=== Work to be completed ===
Search the listing for "ylabel" and copy every line where it appears.

------------------------------------------------

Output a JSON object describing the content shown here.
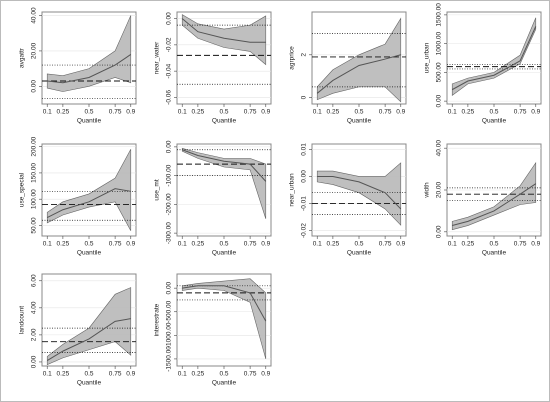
{
  "chart_data": [
    {
      "type": "line",
      "ylabel": "avgattr",
      "xlabel": "Quantile",
      "x": [
        0.1,
        0.25,
        0.5,
        0.75,
        0.9
      ],
      "xticks": [
        0.1,
        0.25,
        0.5,
        0.75,
        0.9
      ],
      "xlim": [
        0.05,
        0.95
      ],
      "ylim": [
        -10,
        42
      ],
      "yticks": [
        {
          "value": 0,
          "label": "0.00"
        },
        {
          "value": 20,
          "label": "20.00"
        },
        {
          "value": 40,
          "label": "40.00"
        }
      ],
      "values": [
        3,
        2,
        5,
        12,
        18
      ],
      "lower": [
        -1,
        -3,
        0,
        5,
        2
      ],
      "upper": [
        7,
        6,
        10,
        20,
        40
      ],
      "ols": 3,
      "ols_ci": [
        -7,
        12
      ],
      "band_color": "#b8b8b8",
      "line_color": "#555555"
    },
    {
      "type": "line",
      "ylabel": "near_water",
      "xlabel": "Quantile",
      "x": [
        0.1,
        0.25,
        0.5,
        0.75,
        0.9
      ],
      "xticks": [
        0.1,
        0.25,
        0.5,
        0.75,
        0.9
      ],
      "xlim": [
        0.05,
        0.95
      ],
      "ylim": [
        -0.065,
        0.005
      ],
      "yticks": [
        {
          "value": 0,
          "label": "0.00"
        },
        {
          "value": -0.02,
          "label": "-0.02"
        },
        {
          "value": -0.04,
          "label": "-0.04"
        },
        {
          "value": -0.06,
          "label": "-0.06"
        }
      ],
      "values": [
        0,
        -0.01,
        -0.015,
        -0.018,
        -0.018
      ],
      "lower": [
        -0.005,
        -0.015,
        -0.022,
        -0.025,
        -0.035
      ],
      "upper": [
        0.003,
        -0.004,
        -0.008,
        -0.005,
        0.002
      ],
      "ols": -0.028,
      "ols_ci": [
        -0.05,
        -0.005
      ],
      "band_color": "#b8b8b8",
      "line_color": "#555555"
    },
    {
      "type": "line",
      "ylabel": "agrprice",
      "xlabel": "Quantile",
      "x": [
        0.1,
        0.25,
        0.5,
        0.75,
        0.9
      ],
      "xticks": [
        0.1,
        0.25,
        0.5,
        0.75,
        0.9
      ],
      "xlim": [
        0.05,
        0.95
      ],
      "ylim": [
        -0.3,
        4
      ],
      "yticks": [
        0,
        2
      ],
      "values": [
        0.2,
        0.8,
        1.5,
        1.8,
        2.0
      ],
      "lower": [
        -0.1,
        0.2,
        0.5,
        0.5,
        -0.2
      ],
      "upper": [
        0.5,
        1.3,
        2.0,
        2.5,
        3.7
      ],
      "ols": 1.9,
      "ols_ci": [
        0.5,
        3.0
      ],
      "band_color": "#b8b8b8",
      "line_color": "#555555"
    },
    {
      "type": "line",
      "ylabel": "use_urban",
      "xlabel": "Quantile",
      "x": [
        0.1,
        0.25,
        0.5,
        0.75,
        0.9
      ],
      "xticks": [
        0.1,
        0.25,
        0.5,
        0.75,
        0.9
      ],
      "xlim": [
        0.05,
        0.95
      ],
      "ylim": [
        -50,
        1550
      ],
      "yticks": [
        {
          "value": 0,
          "label": "0.00"
        },
        {
          "value": 500,
          "label": "500.00"
        },
        {
          "value": 1000,
          "label": "1000.00"
        },
        {
          "value": 1500,
          "label": "1500.00"
        }
      ],
      "values": [
        200,
        350,
        450,
        700,
        1300
      ],
      "lower": [
        100,
        300,
        400,
        650,
        1250
      ],
      "upper": [
        300,
        400,
        500,
        800,
        1450
      ],
      "ols": 600,
      "ols_ci": [
        560,
        640
      ],
      "band_color": "#b8b8b8",
      "line_color": "#555555"
    },
    {
      "type": "line",
      "ylabel": "use_special",
      "xlabel": "Quantile",
      "x": [
        0.1,
        0.25,
        0.5,
        0.75,
        0.9
      ],
      "xticks": [
        0.1,
        0.25,
        0.5,
        0.75,
        0.9
      ],
      "xlim": [
        0.05,
        0.95
      ],
      "ylim": [
        30,
        205
      ],
      "yticks": [
        {
          "value": 50,
          "label": "50.00"
        },
        {
          "value": 100,
          "label": "100.00"
        },
        {
          "value": 150,
          "label": "150.00"
        },
        {
          "value": 200,
          "label": "200.00"
        }
      ],
      "values": [
        65,
        80,
        95,
        120,
        115
      ],
      "lower": [
        55,
        70,
        85,
        95,
        40
      ],
      "upper": [
        75,
        95,
        110,
        140,
        195
      ],
      "ols": 90,
      "ols_ci": [
        60,
        115
      ],
      "band_color": "#b8b8b8",
      "line_color": "#555555"
    },
    {
      "type": "line",
      "ylabel": "use_mt",
      "xlabel": "Quantile",
      "x": [
        0.1,
        0.25,
        0.5,
        0.75,
        0.9
      ],
      "xticks": [
        0.1,
        0.25,
        0.5,
        0.75,
        0.9
      ],
      "xlim": [
        0.05,
        0.95
      ],
      "ylim": [
        -310,
        10
      ],
      "yticks": [
        {
          "value": 0,
          "label": "0.00"
        },
        {
          "value": -100,
          "label": "-100.00"
        },
        {
          "value": -200,
          "label": "-200.00"
        },
        {
          "value": -300,
          "label": "-300.00"
        }
      ],
      "values": [
        -10,
        -30,
        -50,
        -60,
        -120
      ],
      "lower": [
        -15,
        -40,
        -70,
        -80,
        -250
      ],
      "upper": [
        -5,
        -20,
        -40,
        -40,
        -60
      ],
      "ols": -60,
      "ols_ci": [
        -100,
        -10
      ],
      "band_color": "#b8b8b8",
      "line_color": "#555555"
    },
    {
      "type": "line",
      "ylabel": "near_urban",
      "xlabel": "Quantile",
      "x": [
        0.1,
        0.25,
        0.5,
        0.75,
        0.9
      ],
      "xticks": [
        0.1,
        0.25,
        0.5,
        0.75,
        0.9
      ],
      "xlim": [
        0.05,
        0.95
      ],
      "ylim": [
        -0.022,
        0.012
      ],
      "yticks": [
        {
          "value": 0.01,
          "label": "0.01"
        },
        {
          "value": 0,
          "label": "0.00"
        },
        {
          "value": -0.01,
          "label": "-0.01"
        },
        {
          "value": -0.02,
          "label": "-0.02"
        }
      ],
      "values": [
        0,
        0,
        -0.002,
        -0.006,
        -0.012
      ],
      "lower": [
        -0.002,
        -0.003,
        -0.006,
        -0.012,
        -0.018
      ],
      "upper": [
        0.002,
        0.002,
        0,
        0,
        0.005
      ],
      "ols": -0.01,
      "ols_ci": [
        -0.014,
        -0.006
      ],
      "band_color": "#b8b8b8",
      "line_color": "#555555"
    },
    {
      "type": "line",
      "ylabel": "width",
      "xlabel": "Quantile",
      "x": [
        0.1,
        0.25,
        0.5,
        0.75,
        0.9
      ],
      "xticks": [
        0.1,
        0.25,
        0.5,
        0.75,
        0.9
      ],
      "xlim": [
        0.05,
        0.95
      ],
      "ylim": [
        -2,
        42
      ],
      "yticks": [
        {
          "value": 0,
          "label": "0.00"
        },
        {
          "value": 20,
          "label": "20.00"
        },
        {
          "value": 40,
          "label": "40.00"
        }
      ],
      "values": [
        3,
        5,
        10,
        18,
        23
      ],
      "lower": [
        1,
        3,
        8,
        13,
        14
      ],
      "upper": [
        5,
        7,
        12,
        22,
        33
      ],
      "ols": 18,
      "ols_ci": [
        15,
        21
      ],
      "band_color": "#b8b8b8",
      "line_color": "#555555"
    },
    {
      "type": "line",
      "ylabel": "landcount",
      "xlabel": "Quantile",
      "x": [
        0.1,
        0.25,
        0.5,
        0.75,
        0.9
      ],
      "xticks": [
        0.1,
        0.25,
        0.5,
        0.75,
        0.9
      ],
      "xlim": [
        0.05,
        0.95
      ],
      "ylim": [
        -0.3,
        6.5
      ],
      "yticks": [
        {
          "value": 0,
          "label": "0.00"
        },
        {
          "value": 2,
          "label": "2.00"
        },
        {
          "value": 4,
          "label": "4.00"
        },
        {
          "value": 6,
          "label": "6.00"
        }
      ],
      "values": [
        0.1,
        0.8,
        1.7,
        3.0,
        3.2
      ],
      "lower": [
        -0.2,
        0.3,
        0.9,
        1.5,
        0.5
      ],
      "upper": [
        0.4,
        1.3,
        2.5,
        5.0,
        5.5
      ],
      "ols": 1.5,
      "ols_ci": [
        0.7,
        2.5
      ],
      "band_color": "#b8b8b8",
      "line_color": "#555555"
    },
    {
      "type": "line",
      "ylabel": "interestrate",
      "xlabel": "Quantile",
      "x": [
        0.1,
        0.25,
        0.5,
        0.75,
        0.9
      ],
      "xticks": [
        0.1,
        0.25,
        0.5,
        0.75,
        0.9
      ],
      "xlim": [
        0.05,
        0.95
      ],
      "ylim": [
        -1650,
        300
      ],
      "yticks": [
        {
          "value": 0,
          "label": "0.00"
        },
        {
          "value": -500,
          "label": "-500.00"
        },
        {
          "value": -1000,
          "label": "-1000.00"
        },
        {
          "value": -1500,
          "label": "-1500.00"
        }
      ],
      "values": [
        0,
        50,
        50,
        -100,
        -700
      ],
      "lower": [
        -50,
        0,
        -50,
        -300,
        -1500
      ],
      "upper": [
        50,
        100,
        150,
        200,
        -100
      ],
      "ols": -100,
      "ols_ci": [
        -250,
        50
      ],
      "band_color": "#b8b8b8",
      "line_color": "#555555"
    }
  ]
}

------------------------------------------------

=== The result ===
      "ylabel": "avgattr",
      "ylabel": "near_water",
      "ylabel": "agrprice",
      "ylabel": "use_urban",
      "ylabel": "use_special",
      "ylabel": "use_mt",
      "ylabel": "near_urban",
      "ylabel": "width",
      "ylabel": "landcount",
      "ylabel": "interestrate",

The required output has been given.